DESCRIPTION OF THE TASK:
Answer with a single number: the count of lines that hold "本行填报根据表".

Data entries:

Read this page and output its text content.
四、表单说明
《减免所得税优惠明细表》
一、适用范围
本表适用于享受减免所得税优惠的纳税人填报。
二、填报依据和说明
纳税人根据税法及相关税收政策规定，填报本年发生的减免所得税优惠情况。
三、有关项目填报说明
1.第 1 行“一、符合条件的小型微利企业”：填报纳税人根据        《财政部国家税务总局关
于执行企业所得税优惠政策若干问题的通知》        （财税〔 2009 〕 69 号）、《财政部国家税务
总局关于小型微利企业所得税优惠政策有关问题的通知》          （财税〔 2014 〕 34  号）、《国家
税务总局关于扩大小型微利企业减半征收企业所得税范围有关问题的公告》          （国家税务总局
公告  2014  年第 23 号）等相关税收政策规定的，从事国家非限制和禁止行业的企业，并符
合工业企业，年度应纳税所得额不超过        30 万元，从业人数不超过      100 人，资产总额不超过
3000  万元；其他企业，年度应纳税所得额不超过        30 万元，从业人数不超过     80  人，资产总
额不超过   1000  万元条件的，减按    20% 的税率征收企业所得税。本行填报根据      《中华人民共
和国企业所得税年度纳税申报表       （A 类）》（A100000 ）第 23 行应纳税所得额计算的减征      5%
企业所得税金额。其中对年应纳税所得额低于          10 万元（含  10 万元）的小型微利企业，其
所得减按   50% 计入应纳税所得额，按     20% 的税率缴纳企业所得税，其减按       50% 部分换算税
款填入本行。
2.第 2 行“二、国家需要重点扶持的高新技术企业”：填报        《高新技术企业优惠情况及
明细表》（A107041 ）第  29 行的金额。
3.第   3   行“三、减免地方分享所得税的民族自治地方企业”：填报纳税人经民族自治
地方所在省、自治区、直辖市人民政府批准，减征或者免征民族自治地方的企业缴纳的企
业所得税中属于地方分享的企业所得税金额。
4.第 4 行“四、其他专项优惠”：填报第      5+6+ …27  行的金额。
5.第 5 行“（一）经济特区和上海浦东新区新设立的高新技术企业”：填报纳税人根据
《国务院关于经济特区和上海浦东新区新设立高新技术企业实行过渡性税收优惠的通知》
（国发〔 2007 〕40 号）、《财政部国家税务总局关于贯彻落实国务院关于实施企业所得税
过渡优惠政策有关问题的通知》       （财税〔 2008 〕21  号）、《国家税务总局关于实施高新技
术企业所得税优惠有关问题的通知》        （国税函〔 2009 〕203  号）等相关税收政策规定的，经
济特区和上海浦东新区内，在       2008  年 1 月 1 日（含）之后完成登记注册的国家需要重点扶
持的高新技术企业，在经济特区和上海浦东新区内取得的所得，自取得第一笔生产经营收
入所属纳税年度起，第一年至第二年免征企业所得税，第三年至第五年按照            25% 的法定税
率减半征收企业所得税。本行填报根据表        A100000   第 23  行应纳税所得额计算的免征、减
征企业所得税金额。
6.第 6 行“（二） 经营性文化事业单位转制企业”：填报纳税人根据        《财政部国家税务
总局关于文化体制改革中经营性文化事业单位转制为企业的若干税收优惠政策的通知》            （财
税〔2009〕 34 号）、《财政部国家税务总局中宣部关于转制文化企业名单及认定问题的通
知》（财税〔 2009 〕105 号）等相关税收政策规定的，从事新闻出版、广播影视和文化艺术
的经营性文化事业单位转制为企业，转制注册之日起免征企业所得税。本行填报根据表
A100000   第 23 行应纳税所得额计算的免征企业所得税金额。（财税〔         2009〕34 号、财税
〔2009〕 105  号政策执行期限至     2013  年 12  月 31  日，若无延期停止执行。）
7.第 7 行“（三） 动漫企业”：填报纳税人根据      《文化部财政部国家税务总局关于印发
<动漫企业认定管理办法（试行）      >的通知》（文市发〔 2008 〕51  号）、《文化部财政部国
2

EXERCISE ANSWER:
2